» EXCERPTED PASSAGE:
↓↓↓

An inventor personally owns a patent that is licensed to his company, which exploits it. To mitigate personal tax liabilities, it has been suggested the patent be owned by a company
We have been asked to incorporate an inventor’s business. He has registered a patent in his personal name, after several years of research and development by his trading company, of which he is the 100% shareholder.
His trading company has the exclusive worldwide right to exploit his patent and pays our client an annual sum for this benefit. This is exposing our client to very high income tax charges.
Our client has a number of new ideas which may result in new patents, so he has asked us to incorporate his patent business to avoid even higher income tax charges as new ones are developed.
Our client’s trading company is owned by a non-trading holding company (Holdco). Our client wishes to create a new subsidiary (under the holding company) which will ring fence his patent business and reduce his income tax exposure.
He wishes to do this by gifting his patent to Newco, using the TGCA 1992, s 165 gift provisions.
We believe that, to avoid a tax charge under ITTOIA 2005, s 587 (which would tax our client as receiving an income gain rather than a capital gain on the disposal of the patent to Newco), our client must receive nil consideration on the disposal of his patent business to Newco.
Because our client indirectly owns Newco (the recipient of the patent) by virtue of owning the shares in the non-trading holding company, will our client be deemed to receive consideration on the incorporation?
Also, if s 587 does not apply, will HMRC accept a TCGA 1992, s 165 election on the basis that our client is not disposing of an investment (the patent) but is disposing of a trade (the patent business)?

↑↑↑

» DATA LISTING:
↓↓↓

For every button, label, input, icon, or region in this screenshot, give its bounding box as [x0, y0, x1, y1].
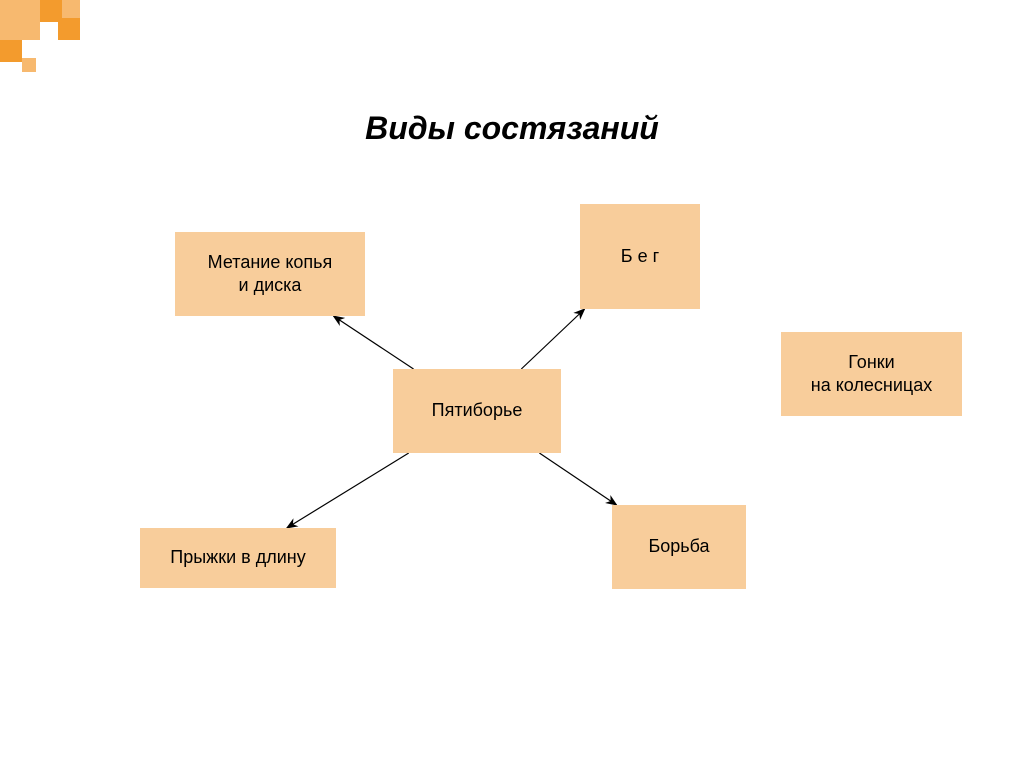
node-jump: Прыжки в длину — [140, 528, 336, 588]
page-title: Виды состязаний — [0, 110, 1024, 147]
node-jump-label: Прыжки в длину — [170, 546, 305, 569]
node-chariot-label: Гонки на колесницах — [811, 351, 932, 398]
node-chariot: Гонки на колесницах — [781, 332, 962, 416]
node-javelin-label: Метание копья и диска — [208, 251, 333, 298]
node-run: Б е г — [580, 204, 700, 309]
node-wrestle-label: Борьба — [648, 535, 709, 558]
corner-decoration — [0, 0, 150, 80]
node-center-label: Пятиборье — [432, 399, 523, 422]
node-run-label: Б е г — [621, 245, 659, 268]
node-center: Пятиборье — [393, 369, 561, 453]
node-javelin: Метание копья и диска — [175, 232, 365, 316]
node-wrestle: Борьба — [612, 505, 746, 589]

↑↑↑
↓↓↓

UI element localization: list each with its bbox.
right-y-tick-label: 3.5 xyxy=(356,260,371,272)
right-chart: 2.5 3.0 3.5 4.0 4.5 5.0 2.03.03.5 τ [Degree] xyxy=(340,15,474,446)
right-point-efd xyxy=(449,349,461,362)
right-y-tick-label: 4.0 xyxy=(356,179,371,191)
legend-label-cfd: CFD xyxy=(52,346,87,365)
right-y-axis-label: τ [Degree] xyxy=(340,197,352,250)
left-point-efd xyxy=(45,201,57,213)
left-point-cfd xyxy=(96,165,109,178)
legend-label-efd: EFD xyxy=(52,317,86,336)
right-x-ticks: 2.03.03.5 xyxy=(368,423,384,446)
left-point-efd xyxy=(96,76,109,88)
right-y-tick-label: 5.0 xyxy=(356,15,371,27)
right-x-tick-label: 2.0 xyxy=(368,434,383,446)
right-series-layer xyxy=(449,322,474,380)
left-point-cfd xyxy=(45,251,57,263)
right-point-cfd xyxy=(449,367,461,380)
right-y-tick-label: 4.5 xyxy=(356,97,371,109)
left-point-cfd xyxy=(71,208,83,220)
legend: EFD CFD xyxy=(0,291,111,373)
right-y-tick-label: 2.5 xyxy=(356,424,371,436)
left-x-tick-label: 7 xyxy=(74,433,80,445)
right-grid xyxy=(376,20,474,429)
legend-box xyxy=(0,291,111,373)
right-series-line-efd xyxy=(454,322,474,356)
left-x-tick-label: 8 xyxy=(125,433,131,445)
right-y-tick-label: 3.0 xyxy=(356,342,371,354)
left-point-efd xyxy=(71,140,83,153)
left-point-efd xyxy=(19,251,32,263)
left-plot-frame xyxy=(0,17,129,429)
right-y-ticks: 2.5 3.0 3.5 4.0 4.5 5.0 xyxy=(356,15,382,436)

↑↑↑

» SET EXERCISE: In the patent tax query, condense the paragraph that begins "Our client’s trading company is owned by" into one shorter sentence that keeps its main facts.

» SOLUTION FOR THIS EXERCISE: The client’s trading company belongs to a non-trading holding company (Holdco), and he wants a new subsidiary under Holdco to ring fence his patent business and cut his income tax exposure.